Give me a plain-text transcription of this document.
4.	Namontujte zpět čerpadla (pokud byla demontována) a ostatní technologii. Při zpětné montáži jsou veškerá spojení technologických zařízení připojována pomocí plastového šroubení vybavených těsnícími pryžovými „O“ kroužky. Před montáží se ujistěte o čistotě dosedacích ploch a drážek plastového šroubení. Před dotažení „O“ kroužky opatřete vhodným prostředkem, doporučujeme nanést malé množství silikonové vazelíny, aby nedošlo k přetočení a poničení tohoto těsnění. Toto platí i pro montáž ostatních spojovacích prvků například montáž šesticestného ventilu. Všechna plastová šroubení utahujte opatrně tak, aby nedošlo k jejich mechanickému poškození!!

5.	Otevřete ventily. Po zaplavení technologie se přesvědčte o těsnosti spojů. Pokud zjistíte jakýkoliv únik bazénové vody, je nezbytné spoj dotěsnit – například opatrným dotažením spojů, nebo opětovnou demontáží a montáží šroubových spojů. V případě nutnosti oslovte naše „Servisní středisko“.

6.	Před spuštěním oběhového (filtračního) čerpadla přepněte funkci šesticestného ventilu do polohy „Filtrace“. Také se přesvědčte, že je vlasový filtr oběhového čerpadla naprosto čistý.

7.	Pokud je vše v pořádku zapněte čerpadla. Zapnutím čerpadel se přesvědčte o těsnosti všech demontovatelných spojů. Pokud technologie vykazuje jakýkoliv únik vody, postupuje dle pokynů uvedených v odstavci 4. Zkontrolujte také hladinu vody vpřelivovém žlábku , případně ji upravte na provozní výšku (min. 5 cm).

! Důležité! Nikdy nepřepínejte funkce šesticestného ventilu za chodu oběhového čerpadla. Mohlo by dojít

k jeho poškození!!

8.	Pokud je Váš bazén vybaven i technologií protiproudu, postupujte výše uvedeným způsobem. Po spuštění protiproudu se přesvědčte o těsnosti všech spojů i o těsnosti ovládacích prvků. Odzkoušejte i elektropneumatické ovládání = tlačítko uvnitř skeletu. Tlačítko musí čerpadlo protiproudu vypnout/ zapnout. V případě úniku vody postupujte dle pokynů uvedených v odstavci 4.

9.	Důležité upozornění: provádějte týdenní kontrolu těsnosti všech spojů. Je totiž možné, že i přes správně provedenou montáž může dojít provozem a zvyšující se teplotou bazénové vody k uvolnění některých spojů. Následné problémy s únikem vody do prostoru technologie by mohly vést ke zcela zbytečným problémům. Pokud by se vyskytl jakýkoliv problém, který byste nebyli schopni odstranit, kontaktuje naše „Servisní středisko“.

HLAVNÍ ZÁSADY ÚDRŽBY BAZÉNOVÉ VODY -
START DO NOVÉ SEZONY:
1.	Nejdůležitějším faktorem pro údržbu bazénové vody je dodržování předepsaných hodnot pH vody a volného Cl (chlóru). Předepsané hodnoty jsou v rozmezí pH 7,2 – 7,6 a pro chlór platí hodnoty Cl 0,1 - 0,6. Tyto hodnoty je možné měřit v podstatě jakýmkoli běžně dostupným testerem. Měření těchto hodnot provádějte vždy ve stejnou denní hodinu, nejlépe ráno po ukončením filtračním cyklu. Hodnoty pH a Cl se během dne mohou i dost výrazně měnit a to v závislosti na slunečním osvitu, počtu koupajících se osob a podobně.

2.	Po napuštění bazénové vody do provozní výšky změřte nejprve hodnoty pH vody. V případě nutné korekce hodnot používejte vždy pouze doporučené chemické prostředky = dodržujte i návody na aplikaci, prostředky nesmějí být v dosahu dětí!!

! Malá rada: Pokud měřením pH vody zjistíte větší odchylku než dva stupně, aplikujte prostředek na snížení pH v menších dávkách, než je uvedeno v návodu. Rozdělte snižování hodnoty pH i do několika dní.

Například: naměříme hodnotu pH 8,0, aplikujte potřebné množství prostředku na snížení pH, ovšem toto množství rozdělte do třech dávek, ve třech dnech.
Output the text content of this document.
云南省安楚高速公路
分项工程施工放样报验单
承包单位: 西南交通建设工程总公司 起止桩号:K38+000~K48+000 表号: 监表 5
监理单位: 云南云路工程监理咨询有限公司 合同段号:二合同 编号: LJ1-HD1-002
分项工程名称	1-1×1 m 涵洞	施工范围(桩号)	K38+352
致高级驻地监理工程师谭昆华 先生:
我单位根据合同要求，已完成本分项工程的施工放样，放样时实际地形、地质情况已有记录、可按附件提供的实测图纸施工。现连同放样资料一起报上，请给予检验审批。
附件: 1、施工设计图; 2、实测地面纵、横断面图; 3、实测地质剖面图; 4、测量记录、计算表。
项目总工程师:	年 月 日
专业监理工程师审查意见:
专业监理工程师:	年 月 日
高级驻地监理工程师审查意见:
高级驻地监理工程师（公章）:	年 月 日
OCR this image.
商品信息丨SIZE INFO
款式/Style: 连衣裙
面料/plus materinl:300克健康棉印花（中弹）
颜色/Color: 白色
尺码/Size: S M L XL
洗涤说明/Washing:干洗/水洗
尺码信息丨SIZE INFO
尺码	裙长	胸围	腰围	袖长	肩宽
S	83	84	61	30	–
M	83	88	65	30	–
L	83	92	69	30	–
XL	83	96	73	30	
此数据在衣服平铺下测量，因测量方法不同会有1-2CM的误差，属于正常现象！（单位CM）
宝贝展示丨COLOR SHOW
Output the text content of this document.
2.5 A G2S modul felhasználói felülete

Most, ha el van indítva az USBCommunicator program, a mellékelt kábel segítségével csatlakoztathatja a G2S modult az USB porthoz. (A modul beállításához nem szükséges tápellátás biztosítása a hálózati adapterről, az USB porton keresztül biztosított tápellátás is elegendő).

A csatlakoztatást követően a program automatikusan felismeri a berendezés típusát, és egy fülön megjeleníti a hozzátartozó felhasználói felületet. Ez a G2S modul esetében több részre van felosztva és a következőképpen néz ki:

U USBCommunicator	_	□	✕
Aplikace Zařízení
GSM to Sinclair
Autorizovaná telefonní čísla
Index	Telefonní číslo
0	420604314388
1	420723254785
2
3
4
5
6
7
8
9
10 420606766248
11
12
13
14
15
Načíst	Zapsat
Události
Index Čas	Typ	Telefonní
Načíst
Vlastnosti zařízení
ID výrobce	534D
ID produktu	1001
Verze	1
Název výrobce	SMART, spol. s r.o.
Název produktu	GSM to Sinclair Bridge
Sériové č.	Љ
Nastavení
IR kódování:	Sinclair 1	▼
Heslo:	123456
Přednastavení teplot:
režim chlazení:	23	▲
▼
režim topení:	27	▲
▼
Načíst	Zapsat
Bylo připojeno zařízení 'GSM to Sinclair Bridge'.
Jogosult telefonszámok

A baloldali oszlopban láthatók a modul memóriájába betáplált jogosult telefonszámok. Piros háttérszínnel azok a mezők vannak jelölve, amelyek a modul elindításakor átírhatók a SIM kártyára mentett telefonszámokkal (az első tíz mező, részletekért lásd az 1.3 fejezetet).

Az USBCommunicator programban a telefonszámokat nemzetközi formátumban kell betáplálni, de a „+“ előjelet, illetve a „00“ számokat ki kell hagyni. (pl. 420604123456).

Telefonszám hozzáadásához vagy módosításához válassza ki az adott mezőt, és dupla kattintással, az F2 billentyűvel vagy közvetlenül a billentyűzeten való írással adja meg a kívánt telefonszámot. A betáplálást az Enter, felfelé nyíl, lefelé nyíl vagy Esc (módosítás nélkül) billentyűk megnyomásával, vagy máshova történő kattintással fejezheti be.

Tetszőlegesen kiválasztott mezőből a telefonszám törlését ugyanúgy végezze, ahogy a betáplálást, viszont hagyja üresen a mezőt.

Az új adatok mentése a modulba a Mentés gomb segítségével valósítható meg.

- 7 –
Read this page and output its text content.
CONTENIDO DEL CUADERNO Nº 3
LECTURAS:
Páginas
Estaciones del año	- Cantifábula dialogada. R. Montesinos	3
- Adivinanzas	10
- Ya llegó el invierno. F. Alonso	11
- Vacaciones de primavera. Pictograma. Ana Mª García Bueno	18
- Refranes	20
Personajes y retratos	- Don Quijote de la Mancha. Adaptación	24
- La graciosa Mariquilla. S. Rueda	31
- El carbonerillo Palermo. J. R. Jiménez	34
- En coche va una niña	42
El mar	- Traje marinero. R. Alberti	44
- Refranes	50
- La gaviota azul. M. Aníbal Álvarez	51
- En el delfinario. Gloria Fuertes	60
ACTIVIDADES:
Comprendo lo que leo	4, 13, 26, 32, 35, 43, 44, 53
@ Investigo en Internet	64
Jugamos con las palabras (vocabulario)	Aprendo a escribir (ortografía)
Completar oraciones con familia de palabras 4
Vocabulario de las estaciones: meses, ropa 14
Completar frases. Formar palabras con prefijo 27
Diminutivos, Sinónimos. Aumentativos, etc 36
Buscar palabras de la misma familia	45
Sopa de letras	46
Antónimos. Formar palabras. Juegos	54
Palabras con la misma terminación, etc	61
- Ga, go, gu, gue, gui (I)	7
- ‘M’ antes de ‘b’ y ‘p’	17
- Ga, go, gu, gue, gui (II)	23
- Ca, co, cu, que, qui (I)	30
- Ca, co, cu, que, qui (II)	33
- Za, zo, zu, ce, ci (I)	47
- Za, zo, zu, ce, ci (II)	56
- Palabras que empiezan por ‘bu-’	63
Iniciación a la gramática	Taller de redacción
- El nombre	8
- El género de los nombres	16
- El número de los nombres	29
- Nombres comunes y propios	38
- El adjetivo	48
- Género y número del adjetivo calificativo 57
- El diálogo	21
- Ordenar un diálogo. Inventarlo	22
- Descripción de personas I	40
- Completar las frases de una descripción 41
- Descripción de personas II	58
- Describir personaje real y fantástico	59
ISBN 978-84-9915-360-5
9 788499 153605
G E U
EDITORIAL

________________________

**Problem to solve:**
Find the lines containing "Název" and pull them out.

**In response:**
Název výrobce	SMART, spol. s r.o.
Název produktu	GSM to Sinclair Bridge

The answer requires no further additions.